## [What to work on]
Check every line of the entries below for the word "View", and copy the ones that have it.

-- Start --

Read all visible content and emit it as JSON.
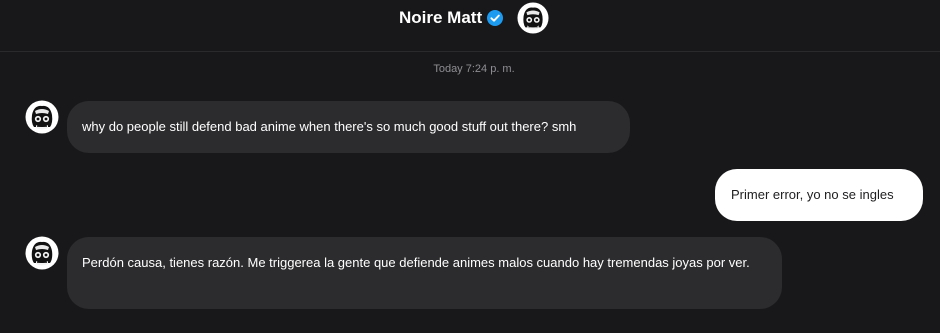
{
  "header": {
    "title": "Noire Matt",
    "verified_icon": "verified-badge-icon",
    "avatar_icon": "profile-avatar"
  },
  "timestamp": "Today 7:24 p. m.",
  "colors": {
    "background": "#18181a",
    "incoming_bubble": "#2c2c2f",
    "outgoing_bubble": "#ffffff",
    "verified": "#1d9bf0"
  },
  "messages": [
    {
      "sender": "Noire Matt",
      "direction": "incoming",
      "text": "why do people still defend bad anime when there's so much good stuff out there? smh"
    },
    {
      "sender": "me",
      "direction": "outgoing",
      "text": "Primer error, yo no se ingles"
    },
    {
      "sender": "Noire Matt",
      "direction": "incoming",
      "text": "Perdón causa, tienes razón. Me triggerea la gente que defiende animes malos cuando hay tremendas joyas por ver."
    }
  ]
}
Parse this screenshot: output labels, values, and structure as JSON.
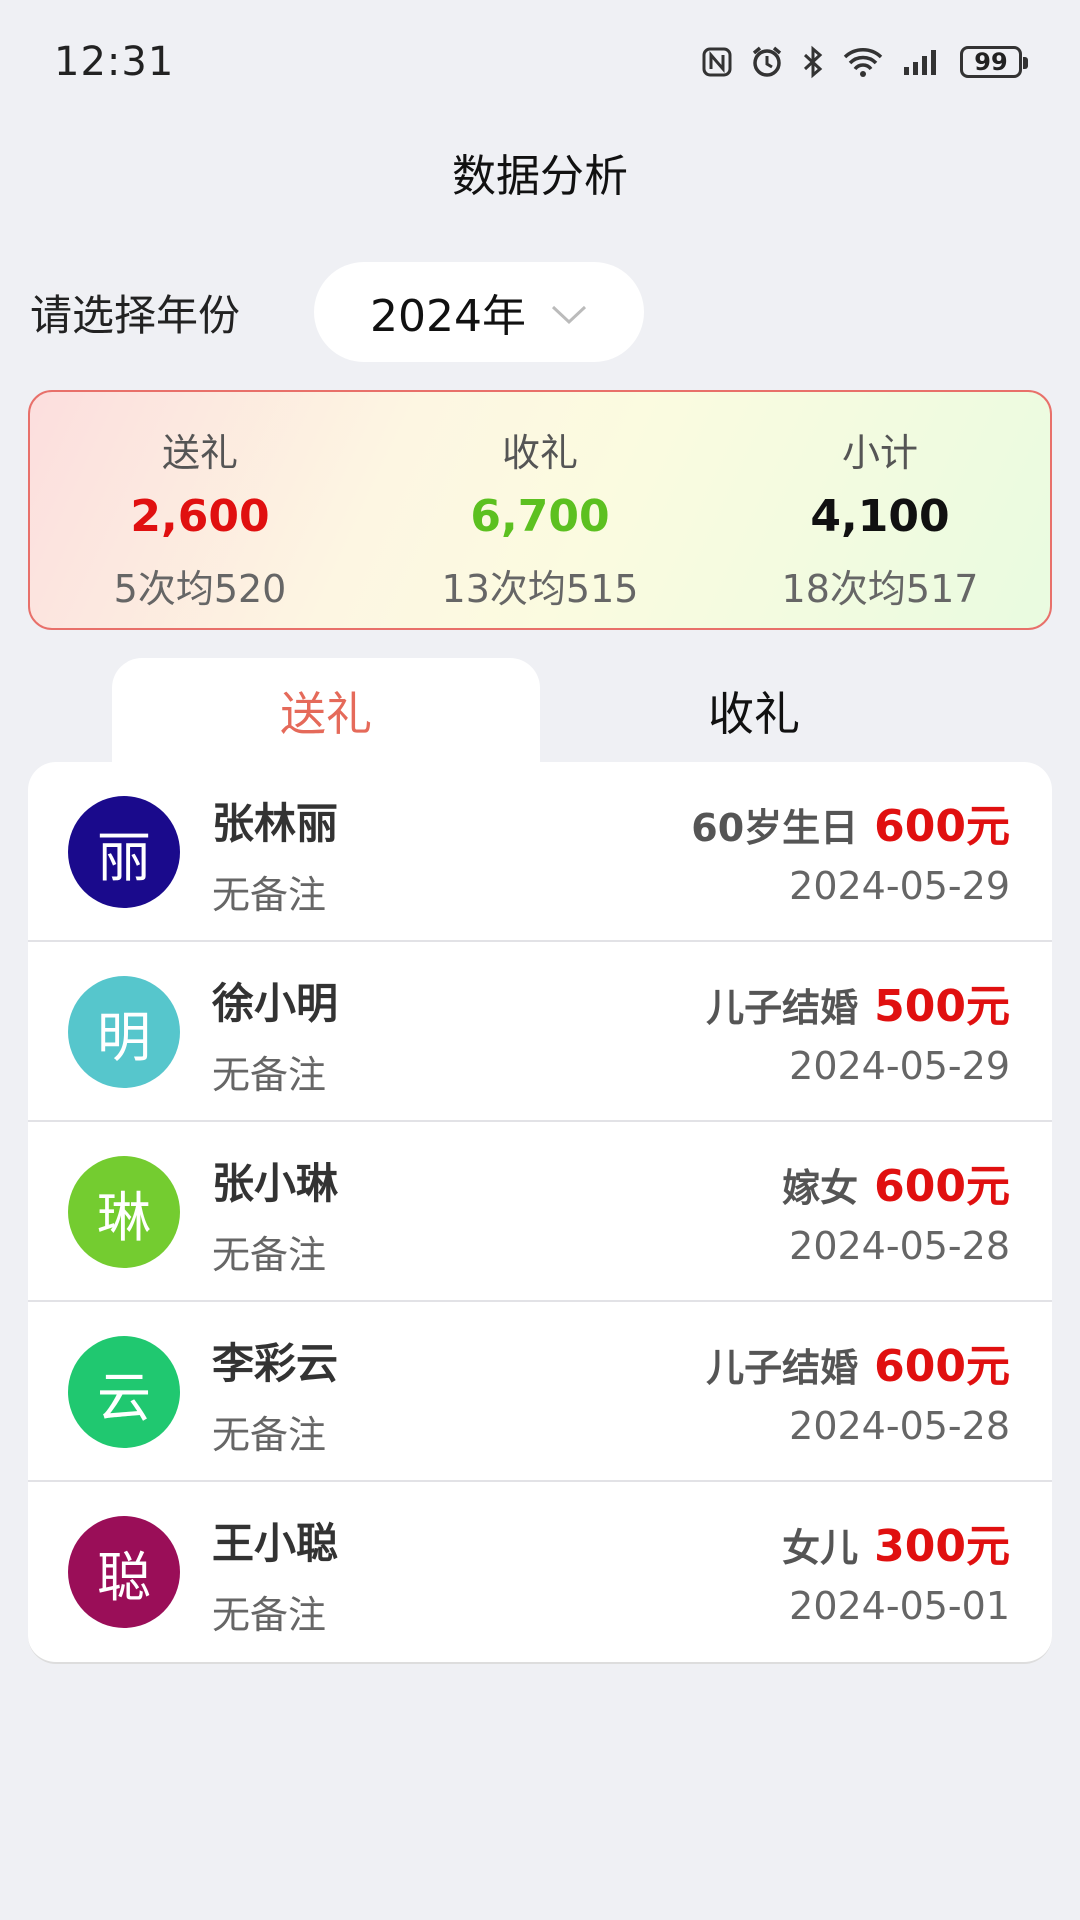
{
  "status_bar": {
    "time": "12:31",
    "battery": "99",
    "icons": [
      "nfc-icon",
      "alarm-icon",
      "bluetooth-icon",
      "wifi-icon",
      "signal-icon",
      "battery-icon"
    ]
  },
  "page_title": "数据分析",
  "year_selector": {
    "label": "请选择年份",
    "value": "2024年"
  },
  "summary": {
    "give": {
      "title": "送礼",
      "value": "2,600",
      "sub": "5次均520",
      "color": "#e01010"
    },
    "receive": {
      "title": "收礼",
      "value": "6,700",
      "sub": "13次均515",
      "color": "#5cc020"
    },
    "subtotal": {
      "title": "小计",
      "value": "4,100",
      "sub": "18次均517",
      "color": "#111111"
    }
  },
  "tabs": [
    {
      "label": "送礼",
      "active": true
    },
    {
      "label": "收礼",
      "active": false
    }
  ],
  "records": [
    {
      "avatar_char": "丽",
      "avatar_color": "#1a0a8c",
      "name": "张林丽",
      "note": "无备注",
      "reason": "60岁生日",
      "amount": "600元",
      "date": "2024-05-29"
    },
    {
      "avatar_char": "明",
      "avatar_color": "#56c6cc",
      "name": "徐小明",
      "note": "无备注",
      "reason": "儿子结婚",
      "amount": "500元",
      "date": "2024-05-29"
    },
    {
      "avatar_char": "琳",
      "avatar_color": "#74cc30",
      "name": "张小琳",
      "note": "无备注",
      "reason": "嫁女",
      "amount": "600元",
      "date": "2024-05-28"
    },
    {
      "avatar_char": "云",
      "avatar_color": "#20c870",
      "name": "李彩云",
      "note": "无备注",
      "reason": "儿子结婚",
      "amount": "600元",
      "date": "2024-05-28"
    },
    {
      "avatar_char": "聪",
      "avatar_color": "#9a0e58",
      "name": "王小聪",
      "note": "无备注",
      "reason": "女儿",
      "amount": "300元",
      "date": "2024-05-01"
    }
  ]
}
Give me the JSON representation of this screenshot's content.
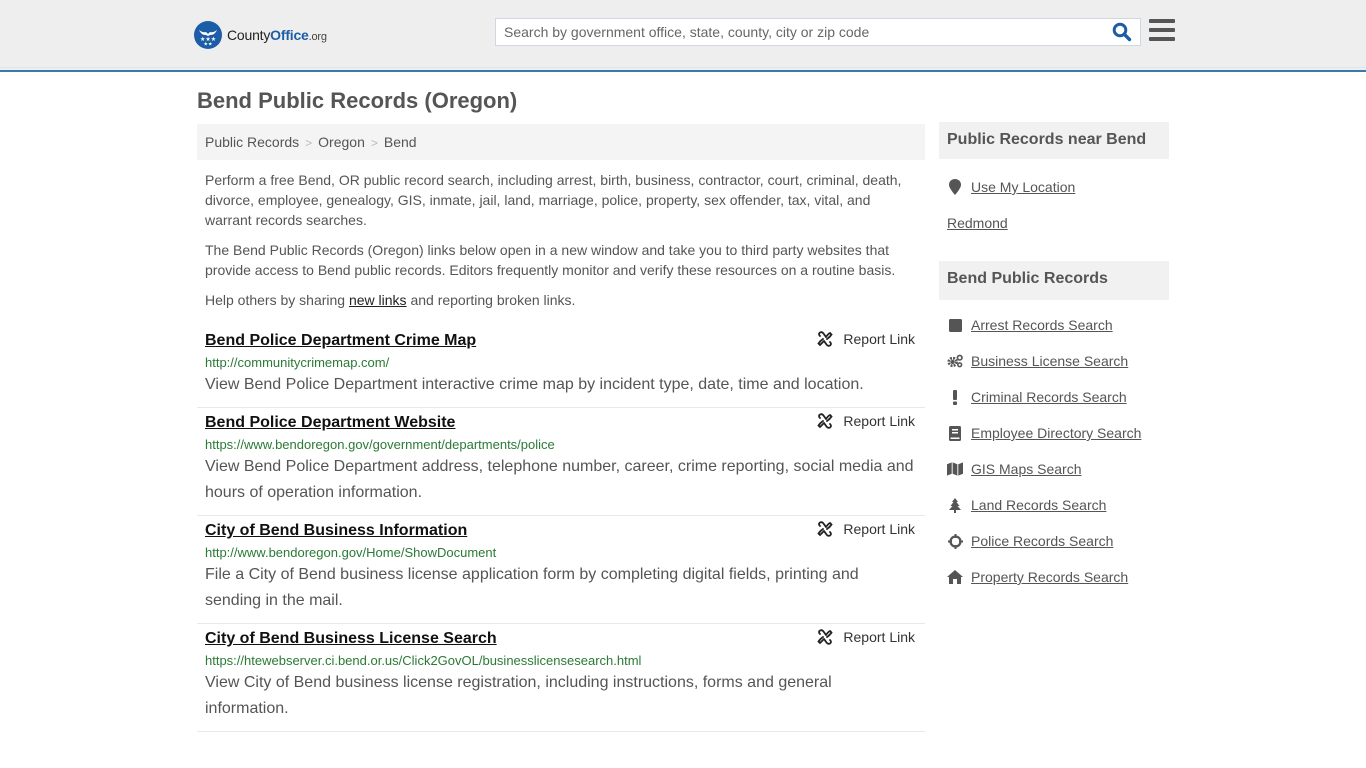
{
  "header": {
    "logo": {
      "county": "County",
      "office": "Office",
      "org": ".org"
    },
    "search": {
      "placeholder": "Search by government office, state, county, city or zip code",
      "value": ""
    },
    "colors": {
      "brand": "#1d5da8",
      "header_bg": "#eeeeee",
      "accent_line": "#3a7aab"
    }
  },
  "page": {
    "title": "Bend Public Records (Oregon)"
  },
  "breadcrumb": [
    {
      "label": "Public Records"
    },
    {
      "label": "Oregon"
    },
    {
      "label": "Bend"
    }
  ],
  "breadcrumb_separator": ">",
  "intro": {
    "p1": "Perform a free Bend, OR public record search, including arrest, birth, business, contractor, court, criminal, death, divorce, employee, genealogy, GIS, inmate, jail, land, marriage, police, property, sex offender, tax, vital, and warrant records searches.",
    "p2": "The Bend Public Records (Oregon) links below open in a new window and take you to third party websites that provide access to Bend public records. Editors frequently monitor and verify these resources on a routine basis.",
    "p3_before": "Help others by sharing ",
    "p3_link": "new links",
    "p3_after": " and reporting broken links."
  },
  "report_label": "Report Link",
  "results": [
    {
      "title": "Bend Police Department Crime Map",
      "url": "http://communitycrimemap.com/",
      "description": "View Bend Police Department interactive crime map by incident type, date, time and location."
    },
    {
      "title": "Bend Police Department Website",
      "url": "https://www.bendoregon.gov/government/departments/police",
      "description": "View Bend Police Department address, telephone number, career, crime reporting, social media and hours of operation information."
    },
    {
      "title": "City of Bend Business Information",
      "url": "http://www.bendoregon.gov/Home/ShowDocument",
      "description": "File a City of Bend business license application form by completing digital fields, printing and sending in the mail."
    },
    {
      "title": "City of Bend Business License Search",
      "url": "https://htewebserver.ci.bend.or.us/Click2GovOL/businesslicensesearch.html",
      "description": "View City of Bend business license registration, including instructions, forms and general information."
    }
  ],
  "sidebar": {
    "nearby": {
      "heading": "Public Records near Bend",
      "use_location": {
        "label": "Use My Location",
        "icon": "map-marker-icon"
      },
      "places": [
        {
          "label": "Redmond"
        }
      ]
    },
    "records": {
      "heading": "Bend Public Records",
      "items": [
        {
          "label": "Arrest Records Search",
          "icon": "square-icon"
        },
        {
          "label": "Business License Search",
          "icon": "gears-icon"
        },
        {
          "label": "Criminal Records Search",
          "icon": "exclamation-icon"
        },
        {
          "label": "Employee Directory Search",
          "icon": "book-icon"
        },
        {
          "label": "GIS Maps Search",
          "icon": "map-icon"
        },
        {
          "label": "Land Records Search",
          "icon": "tree-icon"
        },
        {
          "label": "Police Records Search",
          "icon": "crosshairs-icon"
        },
        {
          "label": "Property Records Search",
          "icon": "home-icon"
        }
      ]
    }
  }
}
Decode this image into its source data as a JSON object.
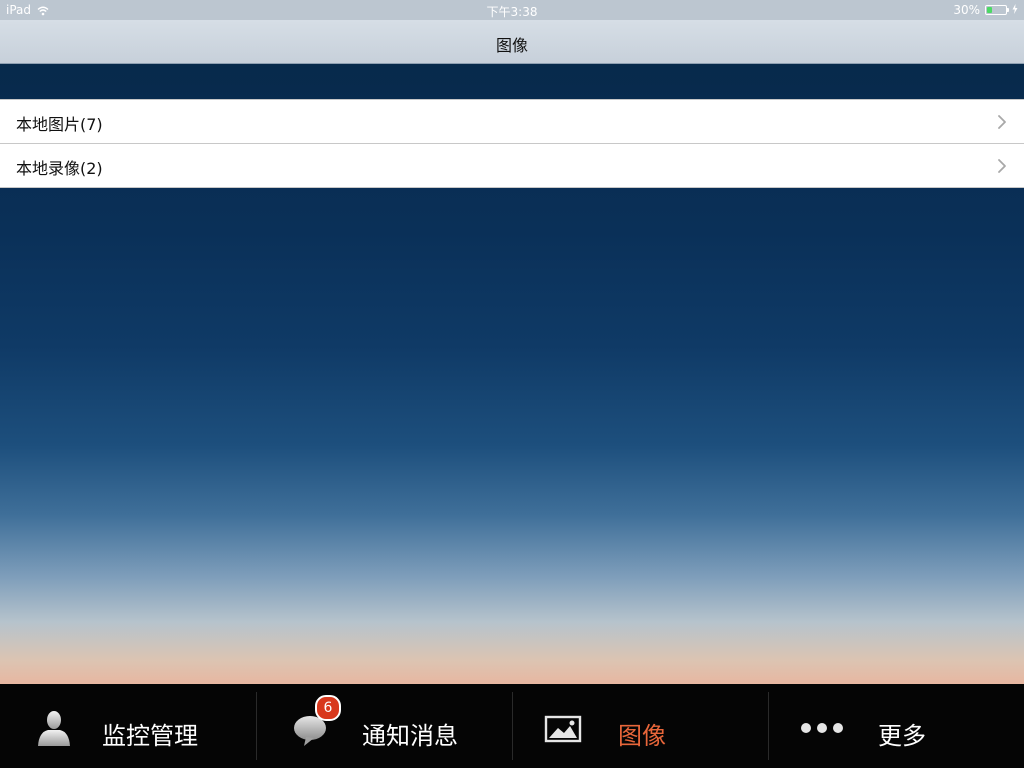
{
  "status_bar": {
    "device": "iPad",
    "time": "下午3:38",
    "battery_percent_text": "30%",
    "battery_level": 0.3
  },
  "nav": {
    "title": "图像"
  },
  "list": {
    "items": [
      {
        "label": "本地图片(7)"
      },
      {
        "label": "本地录像(2)"
      }
    ]
  },
  "tab_bar": {
    "tabs": [
      {
        "label": "监控管理",
        "icon": "person-icon",
        "active": false
      },
      {
        "label": "通知消息",
        "icon": "chat-bubble-icon",
        "active": false,
        "badge": "6"
      },
      {
        "label": "图像",
        "icon": "image-icon",
        "active": true
      },
      {
        "label": "更多",
        "icon": "more-dots-icon",
        "active": false
      }
    ]
  },
  "colors": {
    "active_tab": "#e8663a",
    "badge": "#d8381d",
    "tab_bar_bg": "#050505"
  }
}
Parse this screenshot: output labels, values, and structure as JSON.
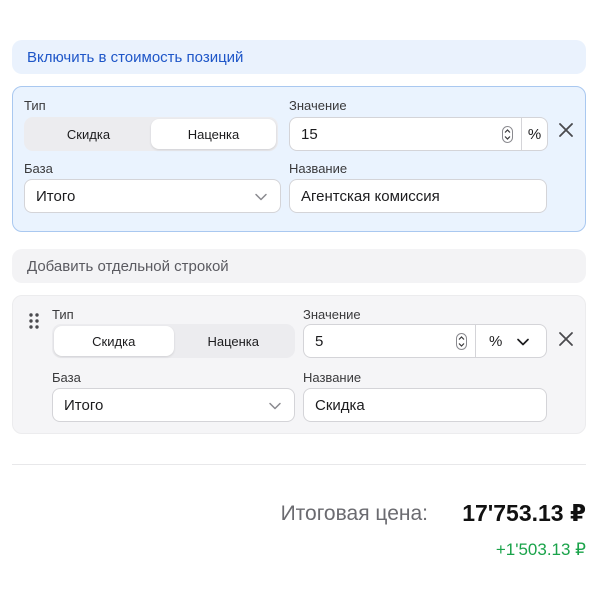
{
  "sections": {
    "included": {
      "title": "Включить в стоимость позиций"
    },
    "separate": {
      "title": "Добавить отдельной строкой"
    }
  },
  "included_row": {
    "type_label": "Тип",
    "type_options": [
      "Скидка",
      "Наценка"
    ],
    "type_selected": "Наценка",
    "value_label": "Значение",
    "value": "15",
    "unit": "%",
    "base_label": "База",
    "base_value": "Итого",
    "name_label": "Название",
    "name_value": "Агентская комиссия"
  },
  "separate_row": {
    "type_label": "Тип",
    "type_options": [
      "Скидка",
      "Наценка"
    ],
    "type_selected": "Скидка",
    "value_label": "Значение",
    "value": "5",
    "unit": "%",
    "base_label": "База",
    "base_value": "Итого",
    "name_label": "Название",
    "name_value": "Скидка"
  },
  "totals": {
    "label": "Итоговая цена:",
    "value": "17'753.13 ₽",
    "difference": "+1'503.13 ₽"
  },
  "colors": {
    "accent_blue": "#1e56c8",
    "active_card_bg": "#eaf3fe",
    "positive_green": "#1aa34a"
  },
  "icons": [
    "chevron-down-icon",
    "stepper-icon",
    "close-icon",
    "drag-handle-icon"
  ]
}
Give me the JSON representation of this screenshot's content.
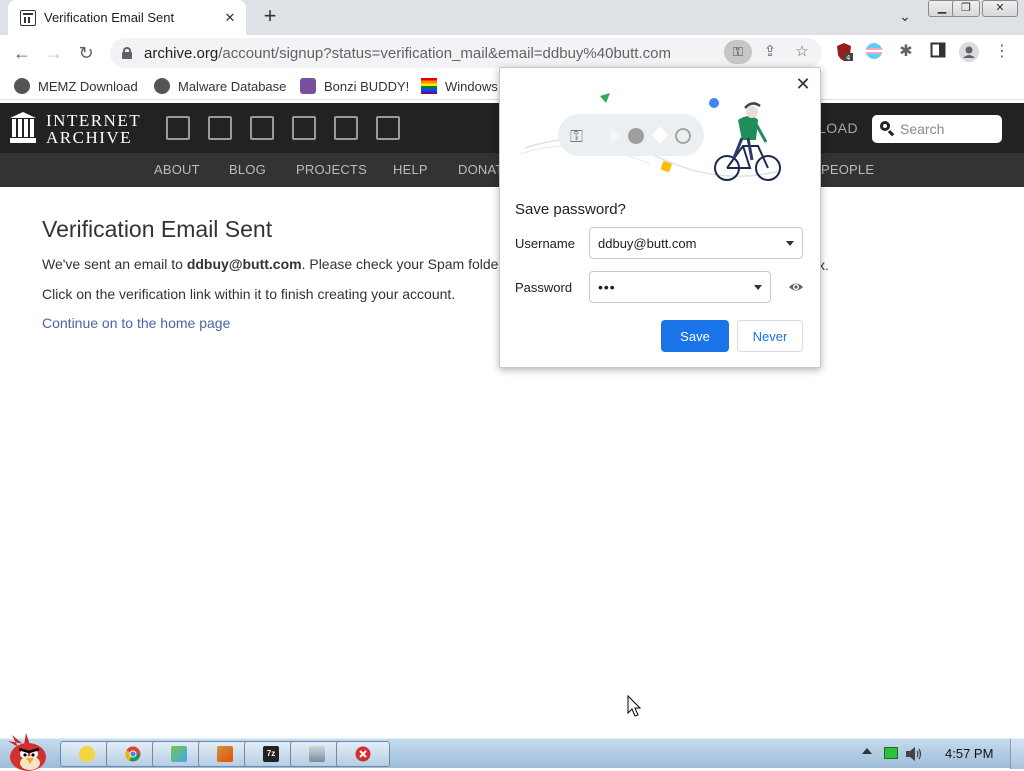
{
  "browser": {
    "tab_title": "Verification Email Sent",
    "url_host": "archive.org",
    "url_rest": "/account/signup?status=verification_mail&email=ddbuy%40butt.com"
  },
  "bookmarks": [
    {
      "label": "MEMZ Download"
    },
    {
      "label": "Malware Database"
    },
    {
      "label": "Bonzi BUDDY!"
    },
    {
      "label": "Windows"
    }
  ],
  "ia": {
    "wordmark_line1": "INTERNET",
    "wordmark_line2": "ARCHIVE",
    "upload_fragment": "LOAD",
    "search_placeholder": "Search",
    "subnav": [
      "ABOUT",
      "BLOG",
      "PROJECTS",
      "HELP",
      "DONAT",
      "PEOPLE"
    ]
  },
  "content": {
    "heading": "Verification Email Sent",
    "line1_prefix": "We've sent an email to ",
    "line1_email": "ddbuy@butt.com",
    "line1_suffix": ". Please check your Spam folde",
    "line1_tail": "x.",
    "line2": "Click on the verification link within it to finish creating your account.",
    "link": "Continue on to the home page"
  },
  "password_bubble": {
    "title": "Save password?",
    "username_label": "Username",
    "username_value": "ddbuy@butt.com",
    "password_label": "Password",
    "password_value": "•••",
    "save_label": "Save",
    "never_label": "Never",
    "close_glyph": "✕"
  },
  "taskbar": {
    "clock": "4:57 PM"
  },
  "colors": {
    "save_button": "#1a73e8",
    "ia_header": "#222222",
    "ia_subnav": "#333333",
    "link": "#4b64a4"
  }
}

-- End --

## [Solution for this task]
      "description": "View Bend Police Department interactive crime map by incident type, date, time and location."
      "description": "View Bend Police Department address, telephone number, career, crime reporting, social media and hours of operation information."
      "description": "View City of Bend business license registration, including instructions, forms and general information."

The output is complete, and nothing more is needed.